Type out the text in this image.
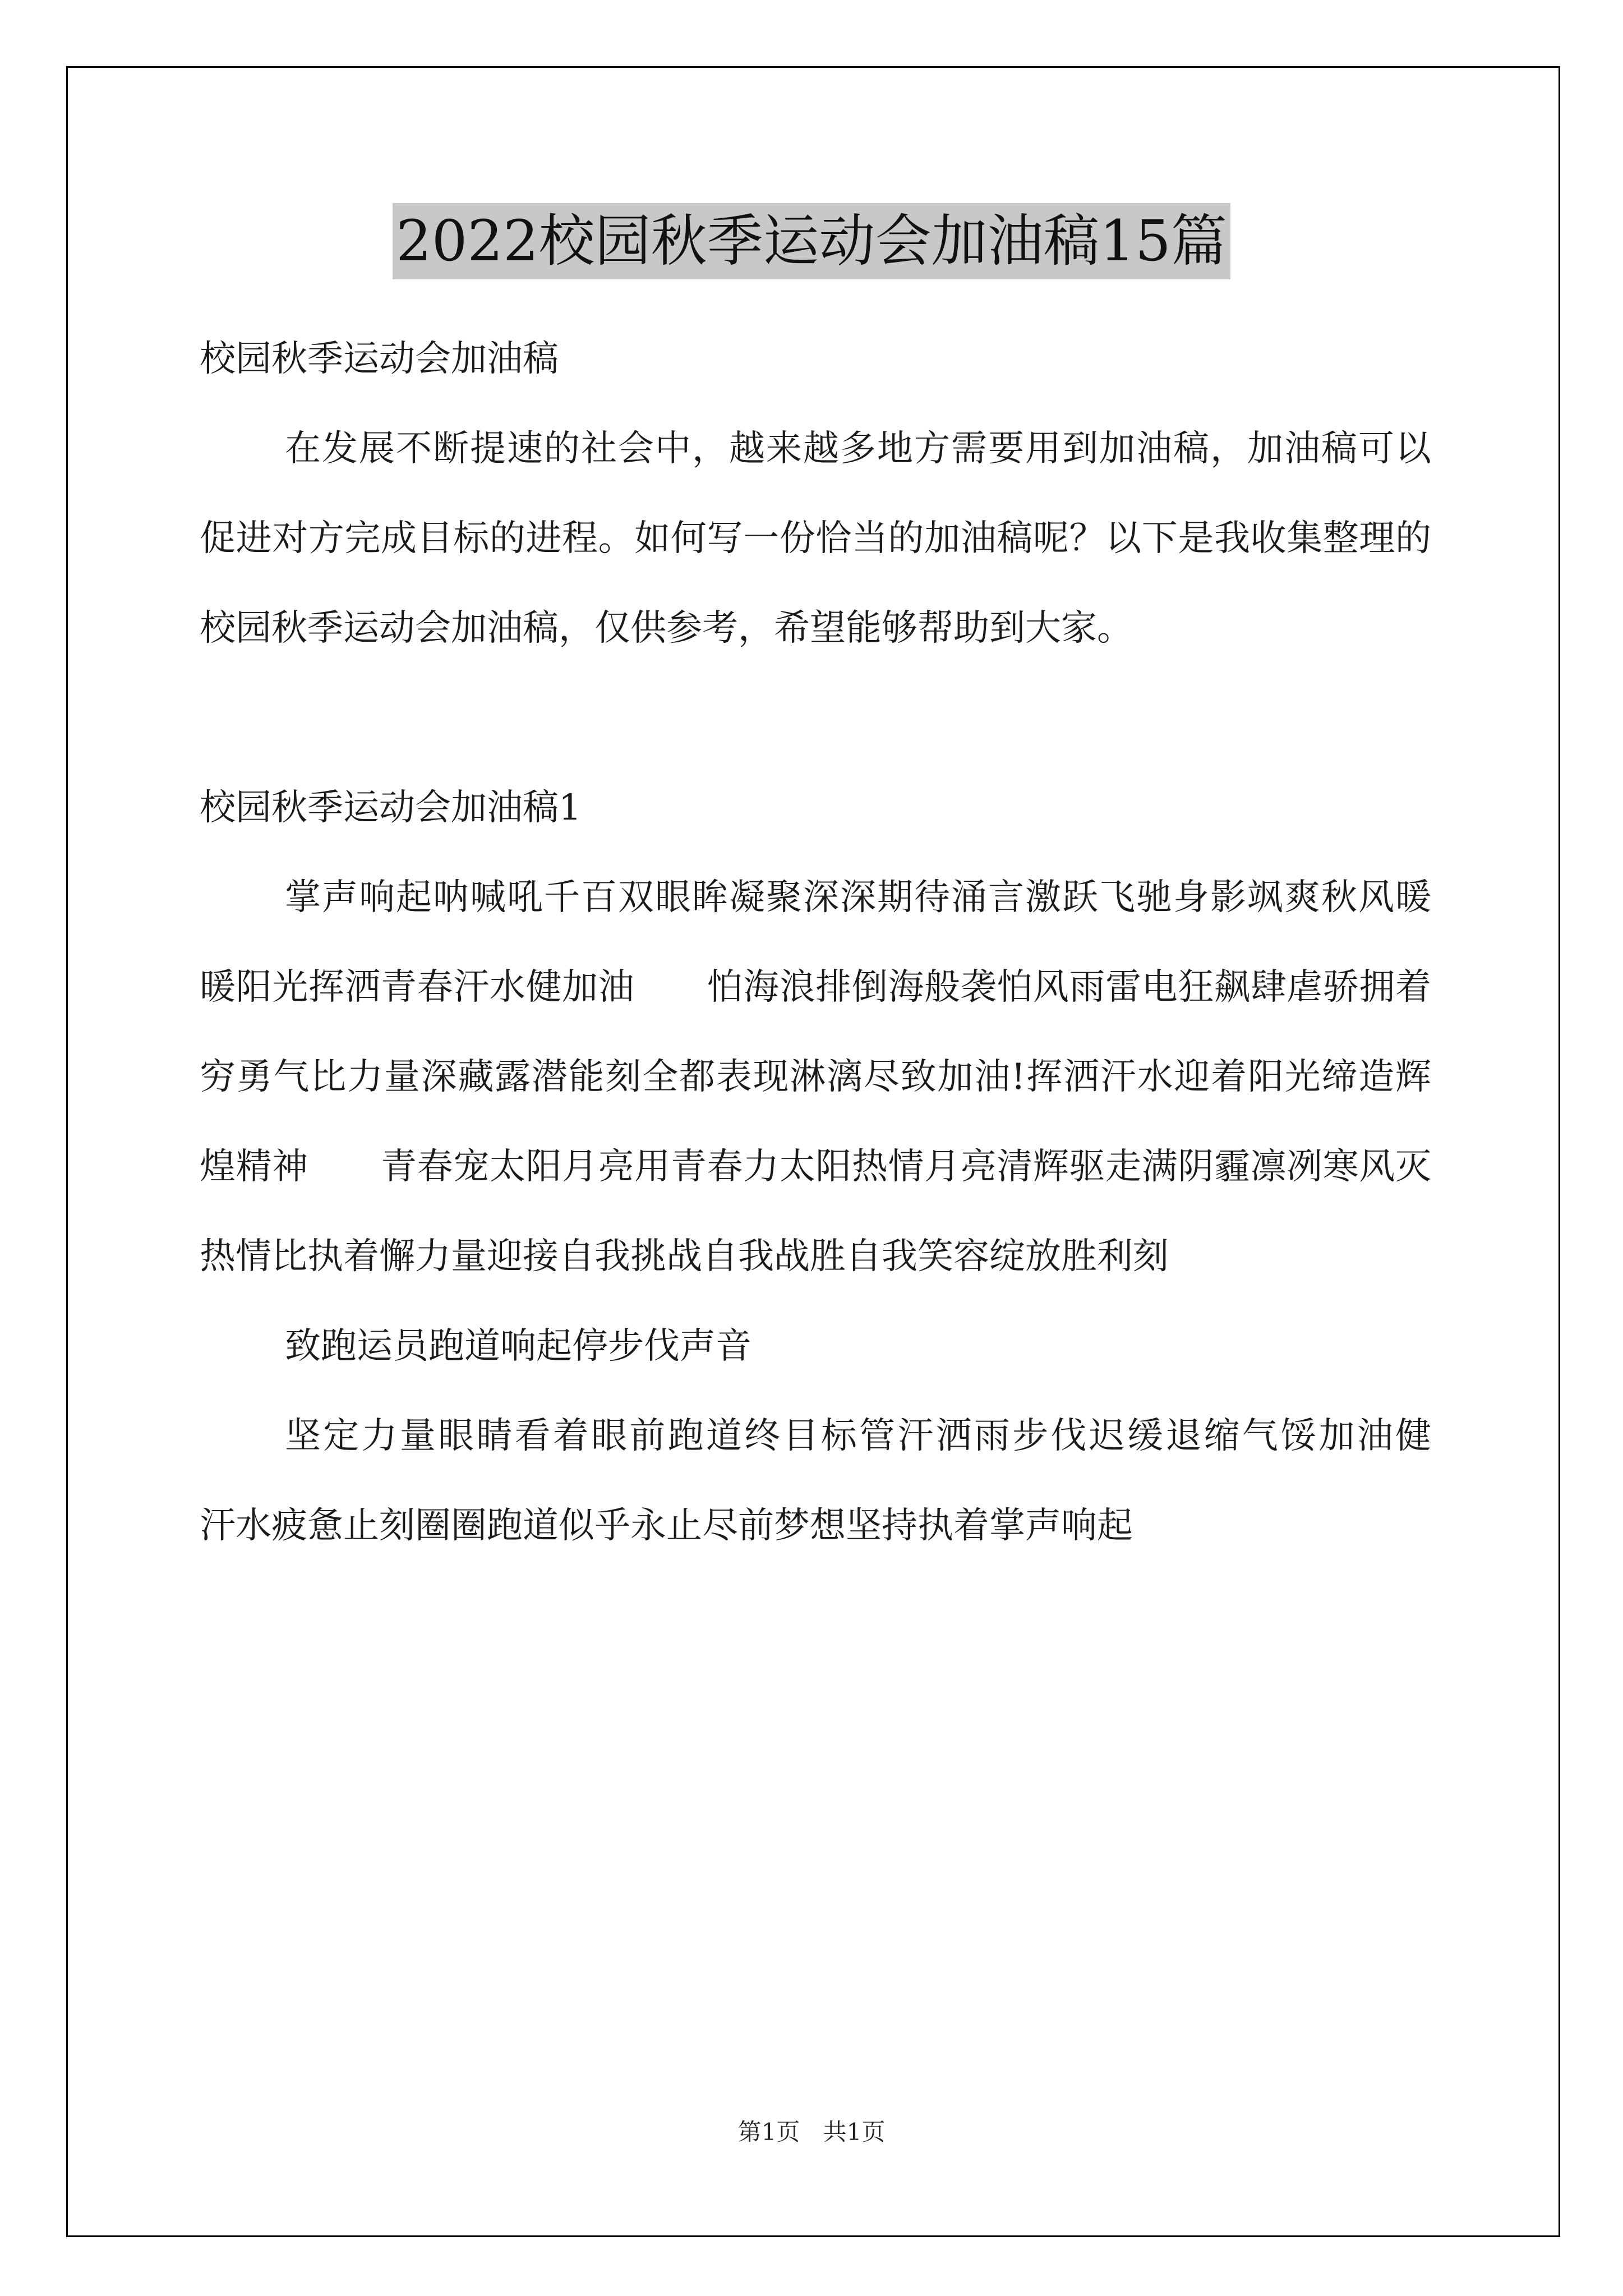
2022校园秋季运动会加油稿15篇

校园秋季运动会加油稿

在发展不断提速的社会中，越来越多地方需要用到加油稿，加油稿可以促进对方完成目标的进程。如何写一份恰当的加油稿呢？以下是我收集整理的校园秋季运动会加油稿，仅供参考，希望能够帮助到大家。

校园秋季运动会加油稿1

掌声响起呐喊吼千百双眼眸凝聚深深期待涌言激跃飞驰身影飒爽秋风暖暖阳光挥洒青春汗水健加油　　怕海浪排倒海般袭怕风雨雷电狂飙肆虐骄拥着穷勇气比力量深藏露潜能刻全都表现淋漓尽致加油!挥洒汗水迎着阳光缔造辉煌精神　　青春宠太阳月亮用青春力太阳热情月亮清辉驱走满阴霾凛冽寒风灭热情比执着懈力量迎接自我挑战自我战胜自我笑容绽放胜利刻

致跑运员跑道响起停步伐声音

坚定力量眼睛看着眼前跑道终目标管汗洒雨步伐迟缓退缩气馁加油健　　汗水疲惫止刻圈圈跑道似乎永止尽前梦想坚持执着掌声响起

第1页 共1页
##########
▶ Short problem
Each entry above is to be written out again unchanged, apart from the pictures, which are left out.

▶ Response
Type out the text in this image.
2022校园秋季运动会加油稿15篇

校园秋季运动会加油稿

在发展不断提速的社会中，越来越多地方需要用到加油稿，加油稿可以促进对方完成目标的进程。如何写一份恰当的加油稿呢？以下是我收集整理的校园秋季运动会加油稿，仅供参考，希望能够帮助到大家。

校园秋季运动会加油稿1

掌声响起呐喊吼千百双眼眸凝聚深深期待涌言激跃飞驰身影飒爽秋风暖暖阳光挥洒青春汗水健加油　　怕海浪排倒海般袭怕风雨雷电狂飙肆虐骄拥着穷勇气比力量深藏露潜能刻全都表现淋漓尽致加油!挥洒汗水迎着阳光缔造辉煌精神　　青春宠太阳月亮用青春力太阳热情月亮清辉驱走满阴霾凛冽寒风灭热情比执着懈力量迎接自我挑战自我战胜自我笑容绽放胜利刻

致跑运员跑道响起停步伐声音

坚定力量眼睛看着眼前跑道终目标管汗洒雨步伐迟缓退缩气馁加油健　　汗水疲惫止刻圈圈跑道似乎永止尽前梦想坚持执着掌声响起

第1页 共1页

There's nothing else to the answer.